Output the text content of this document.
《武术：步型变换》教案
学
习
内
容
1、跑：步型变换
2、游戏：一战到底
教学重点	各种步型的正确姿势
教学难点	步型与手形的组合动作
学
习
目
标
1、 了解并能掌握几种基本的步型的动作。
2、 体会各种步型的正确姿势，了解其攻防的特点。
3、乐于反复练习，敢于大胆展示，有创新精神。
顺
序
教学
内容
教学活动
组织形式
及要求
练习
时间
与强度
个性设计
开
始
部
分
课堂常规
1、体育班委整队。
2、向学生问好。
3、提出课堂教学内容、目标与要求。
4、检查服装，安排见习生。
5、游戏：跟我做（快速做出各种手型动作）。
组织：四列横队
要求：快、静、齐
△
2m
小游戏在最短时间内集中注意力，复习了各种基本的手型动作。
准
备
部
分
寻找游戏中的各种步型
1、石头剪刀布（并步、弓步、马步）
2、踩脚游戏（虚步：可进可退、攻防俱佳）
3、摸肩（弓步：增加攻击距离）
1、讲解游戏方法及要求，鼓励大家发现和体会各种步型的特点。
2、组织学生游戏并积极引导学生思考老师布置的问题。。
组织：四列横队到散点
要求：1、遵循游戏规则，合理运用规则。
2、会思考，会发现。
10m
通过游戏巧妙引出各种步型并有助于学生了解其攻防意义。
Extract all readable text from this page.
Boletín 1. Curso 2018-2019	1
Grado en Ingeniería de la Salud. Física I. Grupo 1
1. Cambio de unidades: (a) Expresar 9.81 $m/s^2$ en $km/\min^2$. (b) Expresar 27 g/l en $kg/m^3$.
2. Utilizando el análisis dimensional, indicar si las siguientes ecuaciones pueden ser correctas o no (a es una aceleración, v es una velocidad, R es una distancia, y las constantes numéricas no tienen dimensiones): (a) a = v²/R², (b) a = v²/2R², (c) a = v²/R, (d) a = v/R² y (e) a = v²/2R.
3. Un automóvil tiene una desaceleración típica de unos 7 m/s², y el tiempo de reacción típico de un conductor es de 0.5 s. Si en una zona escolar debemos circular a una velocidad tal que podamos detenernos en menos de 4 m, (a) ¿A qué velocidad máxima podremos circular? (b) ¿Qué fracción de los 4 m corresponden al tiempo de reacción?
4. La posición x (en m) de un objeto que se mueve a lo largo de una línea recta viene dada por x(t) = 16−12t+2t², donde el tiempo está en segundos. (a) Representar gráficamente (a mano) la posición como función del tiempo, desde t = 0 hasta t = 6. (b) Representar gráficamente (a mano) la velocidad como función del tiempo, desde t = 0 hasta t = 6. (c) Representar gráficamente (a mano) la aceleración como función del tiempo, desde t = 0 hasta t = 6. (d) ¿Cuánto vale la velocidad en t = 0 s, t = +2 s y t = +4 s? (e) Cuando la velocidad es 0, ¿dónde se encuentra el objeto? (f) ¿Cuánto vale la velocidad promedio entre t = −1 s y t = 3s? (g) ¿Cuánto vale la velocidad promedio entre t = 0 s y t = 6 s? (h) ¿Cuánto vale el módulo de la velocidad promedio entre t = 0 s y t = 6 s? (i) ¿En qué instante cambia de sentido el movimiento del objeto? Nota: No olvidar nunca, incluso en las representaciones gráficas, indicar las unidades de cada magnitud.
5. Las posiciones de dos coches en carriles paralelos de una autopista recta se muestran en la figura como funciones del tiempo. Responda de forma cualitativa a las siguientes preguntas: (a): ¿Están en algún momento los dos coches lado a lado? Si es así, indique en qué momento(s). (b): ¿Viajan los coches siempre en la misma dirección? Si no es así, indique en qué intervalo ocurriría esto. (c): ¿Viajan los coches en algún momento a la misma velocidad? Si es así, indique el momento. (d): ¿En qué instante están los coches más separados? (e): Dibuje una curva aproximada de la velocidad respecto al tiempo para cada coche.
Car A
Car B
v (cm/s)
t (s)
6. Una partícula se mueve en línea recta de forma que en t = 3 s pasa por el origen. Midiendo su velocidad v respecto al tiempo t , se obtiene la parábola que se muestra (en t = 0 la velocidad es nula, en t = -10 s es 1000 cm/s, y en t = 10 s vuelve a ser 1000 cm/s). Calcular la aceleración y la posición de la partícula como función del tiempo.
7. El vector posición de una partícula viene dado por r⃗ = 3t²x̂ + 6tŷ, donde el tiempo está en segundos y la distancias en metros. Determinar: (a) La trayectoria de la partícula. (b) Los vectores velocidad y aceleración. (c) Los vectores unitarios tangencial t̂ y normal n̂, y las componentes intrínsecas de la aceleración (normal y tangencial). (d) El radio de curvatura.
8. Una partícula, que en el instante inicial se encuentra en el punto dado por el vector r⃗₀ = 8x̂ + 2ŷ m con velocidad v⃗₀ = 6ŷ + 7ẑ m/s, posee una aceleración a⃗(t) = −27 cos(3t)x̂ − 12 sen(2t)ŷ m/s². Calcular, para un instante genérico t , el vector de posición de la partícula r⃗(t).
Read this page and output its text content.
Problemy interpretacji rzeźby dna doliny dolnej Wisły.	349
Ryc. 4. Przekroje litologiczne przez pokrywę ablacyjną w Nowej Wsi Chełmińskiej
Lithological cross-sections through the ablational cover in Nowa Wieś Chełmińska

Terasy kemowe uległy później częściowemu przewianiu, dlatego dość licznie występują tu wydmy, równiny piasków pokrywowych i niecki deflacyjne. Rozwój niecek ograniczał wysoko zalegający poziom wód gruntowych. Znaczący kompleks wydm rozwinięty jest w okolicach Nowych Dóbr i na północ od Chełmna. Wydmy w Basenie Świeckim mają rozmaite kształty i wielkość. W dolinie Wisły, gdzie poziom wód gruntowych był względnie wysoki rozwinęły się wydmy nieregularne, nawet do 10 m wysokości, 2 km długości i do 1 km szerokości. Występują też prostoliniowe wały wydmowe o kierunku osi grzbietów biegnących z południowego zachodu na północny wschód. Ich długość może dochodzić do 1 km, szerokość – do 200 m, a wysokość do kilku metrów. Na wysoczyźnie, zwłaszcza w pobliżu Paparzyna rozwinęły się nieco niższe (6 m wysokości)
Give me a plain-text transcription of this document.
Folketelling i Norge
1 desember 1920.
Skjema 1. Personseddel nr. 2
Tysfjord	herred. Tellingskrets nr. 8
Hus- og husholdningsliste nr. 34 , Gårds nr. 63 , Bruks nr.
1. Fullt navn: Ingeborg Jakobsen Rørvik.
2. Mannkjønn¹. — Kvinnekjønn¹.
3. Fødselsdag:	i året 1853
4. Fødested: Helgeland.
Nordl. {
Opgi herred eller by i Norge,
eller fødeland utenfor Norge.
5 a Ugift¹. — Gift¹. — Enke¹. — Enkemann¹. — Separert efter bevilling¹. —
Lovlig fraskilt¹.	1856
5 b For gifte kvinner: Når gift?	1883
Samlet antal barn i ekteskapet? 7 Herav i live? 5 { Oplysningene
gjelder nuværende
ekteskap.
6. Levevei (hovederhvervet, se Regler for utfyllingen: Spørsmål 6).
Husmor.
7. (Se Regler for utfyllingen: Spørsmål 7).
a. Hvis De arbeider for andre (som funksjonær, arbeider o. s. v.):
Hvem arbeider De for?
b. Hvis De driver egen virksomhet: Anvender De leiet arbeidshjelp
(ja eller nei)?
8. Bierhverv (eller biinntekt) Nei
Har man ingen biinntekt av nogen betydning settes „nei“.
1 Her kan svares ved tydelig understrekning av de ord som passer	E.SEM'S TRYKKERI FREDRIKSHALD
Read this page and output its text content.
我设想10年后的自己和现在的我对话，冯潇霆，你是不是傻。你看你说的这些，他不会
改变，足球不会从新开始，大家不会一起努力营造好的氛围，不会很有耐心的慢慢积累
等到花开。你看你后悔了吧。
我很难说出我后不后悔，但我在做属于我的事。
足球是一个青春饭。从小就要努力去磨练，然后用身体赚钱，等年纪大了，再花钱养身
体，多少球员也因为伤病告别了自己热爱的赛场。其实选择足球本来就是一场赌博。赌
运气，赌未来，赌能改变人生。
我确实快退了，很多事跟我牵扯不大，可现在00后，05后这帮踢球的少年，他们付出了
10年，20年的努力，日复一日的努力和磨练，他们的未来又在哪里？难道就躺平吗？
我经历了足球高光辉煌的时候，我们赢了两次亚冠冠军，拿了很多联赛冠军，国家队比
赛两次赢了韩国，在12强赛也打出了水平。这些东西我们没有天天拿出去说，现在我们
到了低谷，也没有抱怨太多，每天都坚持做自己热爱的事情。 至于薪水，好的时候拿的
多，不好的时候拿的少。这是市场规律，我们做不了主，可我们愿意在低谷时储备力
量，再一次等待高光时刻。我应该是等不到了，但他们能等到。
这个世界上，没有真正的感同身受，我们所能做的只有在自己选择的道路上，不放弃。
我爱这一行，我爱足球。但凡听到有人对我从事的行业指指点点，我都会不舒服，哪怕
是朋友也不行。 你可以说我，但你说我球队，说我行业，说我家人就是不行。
----------
# What you should do
In the entries above, identify every line with the string "vector".

# Worked answer
7. El vector posición de una partícula viene dado por r⃗ = 3t²x̂ + 6tŷ, donde el tiempo está en segundos y la distancias en metros. Determinar: (a) La trayectoria de la partícula. (b) Los vectores velocidad y aceleración. (c) Los vectores unitarios tangencial t̂ y normal n̂, y las componentes intrínsecas de la aceleración (normal y tangencial). (d) El radio de curvatura.
8. Una partícula, que en el instante inicial se encuentra en el punto dado por el vector r⃗₀ = 8x̂ + 2ŷ m con velocidad v⃗₀ = 6ŷ + 7ẑ m/s, posee una aceleración a⃗(t) = −27 cos(3t)x̂ − 12 sen(2t)ŷ m/s². Calcular, para un instante genérico t , el vector de posición de la partícula r⃗(t).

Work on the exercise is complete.